[Work to do] Return the records, each one exactly as written.

* start *

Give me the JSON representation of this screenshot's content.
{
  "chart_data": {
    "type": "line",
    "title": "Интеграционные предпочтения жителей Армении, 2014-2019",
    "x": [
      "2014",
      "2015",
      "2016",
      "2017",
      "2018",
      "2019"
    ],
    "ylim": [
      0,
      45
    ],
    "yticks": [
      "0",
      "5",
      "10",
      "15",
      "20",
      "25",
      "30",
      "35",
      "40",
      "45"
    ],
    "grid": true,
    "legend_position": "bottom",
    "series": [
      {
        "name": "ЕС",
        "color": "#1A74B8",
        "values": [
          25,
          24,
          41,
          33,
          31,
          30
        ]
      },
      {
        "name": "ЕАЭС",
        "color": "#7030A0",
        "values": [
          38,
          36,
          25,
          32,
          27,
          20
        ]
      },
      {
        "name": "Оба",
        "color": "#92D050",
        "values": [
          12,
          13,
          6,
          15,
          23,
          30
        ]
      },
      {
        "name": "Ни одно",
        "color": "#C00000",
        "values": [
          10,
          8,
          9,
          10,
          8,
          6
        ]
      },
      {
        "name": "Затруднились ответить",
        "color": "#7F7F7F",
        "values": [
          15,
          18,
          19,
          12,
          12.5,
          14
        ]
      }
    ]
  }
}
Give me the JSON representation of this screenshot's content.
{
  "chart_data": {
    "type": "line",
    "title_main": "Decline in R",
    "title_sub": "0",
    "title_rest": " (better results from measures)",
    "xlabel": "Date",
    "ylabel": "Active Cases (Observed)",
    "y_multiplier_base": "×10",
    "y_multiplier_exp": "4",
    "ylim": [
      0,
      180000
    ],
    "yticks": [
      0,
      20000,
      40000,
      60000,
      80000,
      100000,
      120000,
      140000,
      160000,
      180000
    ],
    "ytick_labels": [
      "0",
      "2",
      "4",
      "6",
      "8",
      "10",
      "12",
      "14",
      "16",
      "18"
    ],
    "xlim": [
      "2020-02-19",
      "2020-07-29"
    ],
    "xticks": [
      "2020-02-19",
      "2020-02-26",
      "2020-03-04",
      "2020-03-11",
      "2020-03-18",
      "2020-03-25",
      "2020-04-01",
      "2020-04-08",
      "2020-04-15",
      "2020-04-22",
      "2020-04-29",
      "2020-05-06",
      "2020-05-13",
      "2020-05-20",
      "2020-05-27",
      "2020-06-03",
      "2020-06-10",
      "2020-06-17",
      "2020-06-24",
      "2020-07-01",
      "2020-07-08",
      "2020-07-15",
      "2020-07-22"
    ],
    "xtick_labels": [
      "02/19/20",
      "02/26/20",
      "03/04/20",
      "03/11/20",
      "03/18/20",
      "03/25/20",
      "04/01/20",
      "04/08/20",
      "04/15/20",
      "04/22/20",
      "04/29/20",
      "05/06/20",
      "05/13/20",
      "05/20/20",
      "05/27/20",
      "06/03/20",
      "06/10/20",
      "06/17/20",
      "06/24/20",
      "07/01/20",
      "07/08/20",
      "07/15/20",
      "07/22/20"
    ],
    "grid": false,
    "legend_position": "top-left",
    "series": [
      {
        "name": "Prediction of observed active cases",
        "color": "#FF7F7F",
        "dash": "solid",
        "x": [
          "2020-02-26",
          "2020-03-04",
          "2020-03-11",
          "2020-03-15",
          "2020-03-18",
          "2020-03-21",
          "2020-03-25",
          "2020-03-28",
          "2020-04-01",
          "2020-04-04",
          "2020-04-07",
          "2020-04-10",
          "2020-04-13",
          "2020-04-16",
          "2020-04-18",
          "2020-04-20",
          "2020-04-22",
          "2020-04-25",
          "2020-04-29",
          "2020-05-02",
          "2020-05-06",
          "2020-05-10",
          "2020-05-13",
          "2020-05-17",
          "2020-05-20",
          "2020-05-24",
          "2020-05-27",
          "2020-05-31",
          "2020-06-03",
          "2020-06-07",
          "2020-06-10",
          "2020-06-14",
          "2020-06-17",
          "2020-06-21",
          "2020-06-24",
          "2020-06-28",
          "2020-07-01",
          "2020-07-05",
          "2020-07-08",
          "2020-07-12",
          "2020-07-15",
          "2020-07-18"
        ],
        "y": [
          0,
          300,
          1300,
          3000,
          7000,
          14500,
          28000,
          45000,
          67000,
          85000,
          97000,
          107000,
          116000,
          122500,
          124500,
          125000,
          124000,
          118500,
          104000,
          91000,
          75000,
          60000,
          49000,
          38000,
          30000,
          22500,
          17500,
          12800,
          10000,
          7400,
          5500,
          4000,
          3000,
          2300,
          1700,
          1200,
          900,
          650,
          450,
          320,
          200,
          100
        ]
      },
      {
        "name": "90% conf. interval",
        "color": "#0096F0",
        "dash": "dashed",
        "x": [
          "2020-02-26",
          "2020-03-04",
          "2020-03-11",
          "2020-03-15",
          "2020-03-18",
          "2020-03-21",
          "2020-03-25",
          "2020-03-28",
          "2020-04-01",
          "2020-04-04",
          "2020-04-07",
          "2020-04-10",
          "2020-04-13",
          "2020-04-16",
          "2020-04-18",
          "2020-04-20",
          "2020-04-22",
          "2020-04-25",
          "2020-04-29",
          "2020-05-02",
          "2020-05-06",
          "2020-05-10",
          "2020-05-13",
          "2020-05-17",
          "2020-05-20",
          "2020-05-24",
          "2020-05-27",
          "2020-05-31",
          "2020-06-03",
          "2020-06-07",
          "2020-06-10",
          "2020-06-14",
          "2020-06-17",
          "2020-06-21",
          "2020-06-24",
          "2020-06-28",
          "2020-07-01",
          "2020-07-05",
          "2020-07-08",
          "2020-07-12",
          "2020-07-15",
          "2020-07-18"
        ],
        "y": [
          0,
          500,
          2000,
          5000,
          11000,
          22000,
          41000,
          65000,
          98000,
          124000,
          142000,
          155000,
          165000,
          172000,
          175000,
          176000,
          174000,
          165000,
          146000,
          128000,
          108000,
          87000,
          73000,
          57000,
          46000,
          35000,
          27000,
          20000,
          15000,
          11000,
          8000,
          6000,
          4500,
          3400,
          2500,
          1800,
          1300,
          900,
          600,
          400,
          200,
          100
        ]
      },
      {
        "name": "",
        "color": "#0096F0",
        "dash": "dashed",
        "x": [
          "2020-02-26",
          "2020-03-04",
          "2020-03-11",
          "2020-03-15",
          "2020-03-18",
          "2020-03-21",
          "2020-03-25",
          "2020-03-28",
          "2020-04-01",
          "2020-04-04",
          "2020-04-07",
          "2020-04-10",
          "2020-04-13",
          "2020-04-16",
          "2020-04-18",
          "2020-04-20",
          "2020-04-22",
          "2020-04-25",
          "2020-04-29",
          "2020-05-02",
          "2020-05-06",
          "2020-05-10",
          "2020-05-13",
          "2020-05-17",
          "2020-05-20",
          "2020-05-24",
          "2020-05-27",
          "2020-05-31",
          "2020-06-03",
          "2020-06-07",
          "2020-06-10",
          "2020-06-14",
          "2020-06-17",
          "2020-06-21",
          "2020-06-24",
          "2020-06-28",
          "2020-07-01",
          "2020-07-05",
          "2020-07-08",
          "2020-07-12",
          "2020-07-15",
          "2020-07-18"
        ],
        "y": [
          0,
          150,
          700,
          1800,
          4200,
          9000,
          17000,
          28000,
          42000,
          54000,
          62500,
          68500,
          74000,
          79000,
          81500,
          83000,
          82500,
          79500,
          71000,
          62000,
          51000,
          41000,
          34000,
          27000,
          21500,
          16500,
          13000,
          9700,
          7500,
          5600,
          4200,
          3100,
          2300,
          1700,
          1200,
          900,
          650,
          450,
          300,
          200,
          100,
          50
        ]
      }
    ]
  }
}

* end *

[Solution for this exercise]
Give me the JSON representation of this screenshot's content.
{
  "chart_data": {
    "type": "line",
    "title": "Интеграционные предпочтения жителей Армении, 2014-2019",
    "x": [
      "2014",
      "2015",
      "2016",
      "2017",
      "2018",
      "2019"
    ],
    "ylim": [
      0,
      45
    ],
    "yticks": [
      "0",
      "5",
      "10",
      "15",
      "20",
      "25",
      "30",
      "35",
      "40",
      "45"
    ],
    "grid": true,
    "legend_position": "bottom",
    "series": [
      {
        "name": "ЕС",
        "color": "#1A74B8",
        "values": [
          25,
          24,
          41,
          33,
          31,
          30
        ]
      },
      {
        "name": "ЕАЭС",
        "color": "#7030A0",
        "values": [
          38,
          36,
          25,
          32,
          27,
          20
        ]
      },
      {
        "name": "Оба",
        "color": "#92D050",
        "values": [
          12,
          13,
          6,
          15,
          23,
          30
        ]
      },
      {
        "name": "Ни одно",
        "color": "#C00000",
        "values": [
          10,
          8,
          9,
          10,
          8,
          6
        ]
      },
      {
        "name": "Затруднились ответить",
        "color": "#7F7F7F",
        "values": [
          15,
          18,
          19,
          12,
          12.5,
          14
        ]
      }
    ]
  }
}
Give me the JSON representation of this screenshot's content.
{
  "chart_data": {
    "type": "line",
    "title_main": "Decline in R",
    "title_sub": "0",
    "title_rest": " (better results from measures)",
    "xlabel": "Date",
    "ylabel": "Active Cases (Observed)",
    "y_multiplier_base": "×10",
    "y_multiplier_exp": "4",
    "ylim": [
      0,
      180000
    ],
    "yticks": [
      0,
      20000,
      40000,
      60000,
      80000,
      100000,
      120000,
      140000,
      160000,
      180000
    ],
    "ytick_labels": [
      "0",
      "2",
      "4",
      "6",
      "8",
      "10",
      "12",
      "14",
      "16",
      "18"
    ],
    "xlim": [
      "2020-02-19",
      "2020-07-29"
    ],
    "xticks": [
      "2020-02-19",
      "2020-02-26",
      "2020-03-04",
      "2020-03-11",
      "2020-03-18",
      "2020-03-25",
      "2020-04-01",
      "2020-04-08",
      "2020-04-15",
      "2020-04-22",
      "2020-04-29",
      "2020-05-06",
      "2020-05-13",
      "2020-05-20",
      "2020-05-27",
      "2020-06-03",
      "2020-06-10",
      "2020-06-17",
      "2020-06-24",
      "2020-07-01",
      "2020-07-08",
      "2020-07-15",
      "2020-07-22"
    ],
    "xtick_labels": [
      "02/19/20",
      "02/26/20",
      "03/04/20",
      "03/11/20",
      "03/18/20",
      "03/25/20",
      "04/01/20",
      "04/08/20",
      "04/15/20",
      "04/22/20",
      "04/29/20",
      "05/06/20",
      "05/13/20",
      "05/20/20",
      "05/27/20",
      "06/03/20",
      "06/10/20",
      "06/17/20",
      "06/24/20",
      "07/01/20",
      "07/08/20",
      "07/15/20",
      "07/22/20"
    ],
    "grid": false,
    "legend_position": "top-left",
    "series": [
      {
        "name": "Prediction of observed active cases",
        "color": "#FF7F7F",
        "dash": "solid",
        "x": [
          "2020-02-26",
          "2020-03-04",
          "2020-03-11",
          "2020-03-15",
          "2020-03-18",
          "2020-03-21",
          "2020-03-25",
          "2020-03-28",
          "2020-04-01",
          "2020-04-04",
          "2020-04-07",
          "2020-04-10",
          "2020-04-13",
          "2020-04-16",
          "2020-04-18",
          "2020-04-20",
          "2020-04-22",
          "2020-04-25",
          "2020-04-29",
          "2020-05-02",
          "2020-05-06",
          "2020-05-10",
          "2020-05-13",
          "2020-05-17",
          "2020-05-20",
          "2020-05-24",
          "2020-05-27",
          "2020-05-31",
          "2020-06-03",
          "2020-06-07",
          "2020-06-10",
          "2020-06-14",
          "2020-06-17",
          "2020-06-21",
          "2020-06-24",
          "2020-06-28",
          "2020-07-01",
          "2020-07-05",
          "2020-07-08",
          "2020-07-12",
          "2020-07-15",
          "2020-07-18"
        ],
        "y": [
          0,
          300,
          1300,
          3000,
          7000,
          14500,
          28000,
          45000,
          67000,
          85000,
          97000,
          107000,
          116000,
          122500,
          124500,
          125000,
          124000,
          118500,
          104000,
          91000,
          75000,
          60000,
          49000,
          38000,
          30000,
          22500,
          17500,
          12800,
          10000,
          7400,
          5500,
          4000,
          3000,
          2300,
          1700,
          1200,
          900,
          650,
          450,
          320,
          200,
          100
        ]
      },
      {
        "name": "90% conf. interval",
        "color": "#0096F0",
        "dash": "dashed",
        "x": [
          "2020-02-26",
          "2020-03-04",
          "2020-03-11",
          "2020-03-15",
          "2020-03-18",
          "2020-03-21",
          "2020-03-25",
          "2020-03-28",
          "2020-04-01",
          "2020-04-04",
          "2020-04-07",
          "2020-04-10",
          "2020-04-13",
          "2020-04-16",
          "2020-04-18",
          "2020-04-20",
          "2020-04-22",
          "2020-04-25",
          "2020-04-29",
          "2020-05-02",
          "2020-05-06",
          "2020-05-10",
          "2020-05-13",
          "2020-05-17",
          "2020-05-20",
          "2020-05-24",
          "2020-05-27",
          "2020-05-31",
          "2020-06-03",
          "2020-06-07",
          "2020-06-10",
          "2020-06-14",
          "2020-06-17",
          "2020-06-21",
          "2020-06-24",
          "2020-06-28",
          "2020-07-01",
          "2020-07-05",
          "2020-07-08",
          "2020-07-12",
          "2020-07-15",
          "2020-07-18"
        ],
        "y": [
          0,
          500,
          2000,
          5000,
          11000,
          22000,
          41000,
          65000,
          98000,
          124000,
          142000,
          155000,
          165000,
          172000,
          175000,
          176000,
          174000,
          165000,
          146000,
          128000,
          108000,
          87000,
          73000,
          57000,
          46000,
          35000,
          27000,
          20000,
          15000,
          11000,
          8000,
          6000,
          4500,
          3400,
          2500,
          1800,
          1300,
          900,
          600,
          400,
          200,
          100
        ]
      },
      {
        "name": "",
        "color": "#0096F0",
        "dash": "dashed",
        "x": [
          "2020-02-26",
          "2020-03-04",
          "2020-03-11",
          "2020-03-15",
          "2020-03-18",
          "2020-03-21",
          "2020-03-25",
          "2020-03-28",
          "2020-04-01",
          "2020-04-04",
          "2020-04-07",
          "2020-04-10",
          "2020-04-13",
          "2020-04-16",
          "2020-04-18",
          "2020-04-20",
          "2020-04-22",
          "2020-04-25",
          "2020-04-29",
          "2020-05-02",
          "2020-05-06",
          "2020-05-10",
          "2020-05-13",
          "2020-05-17",
          "2020-05-20",
          "2020-05-24",
          "2020-05-27",
          "2020-05-31",
          "2020-06-03",
          "2020-06-07",
          "2020-06-10",
          "2020-06-14",
          "2020-06-17",
          "2020-06-21",
          "2020-06-24",
          "2020-06-28",
          "2020-07-01",
          "2020-07-05",
          "2020-07-08",
          "2020-07-12",
          "2020-07-15",
          "2020-07-18"
        ],
        "y": [
          0,
          150,
          700,
          1800,
          4200,
          9000,
          17000,
          28000,
          42000,
          54000,
          62500,
          68500,
          74000,
          79000,
          81500,
          83000,
          82500,
          79500,
          71000,
          62000,
          51000,
          41000,
          34000,
          27000,
          21500,
          16500,
          13000,
          9700,
          7500,
          5600,
          4200,
          3100,
          2300,
          1700,
          1200,
          900,
          650,
          450,
          300,
          200,
          100,
          50
        ]
      }
    ]
  }
}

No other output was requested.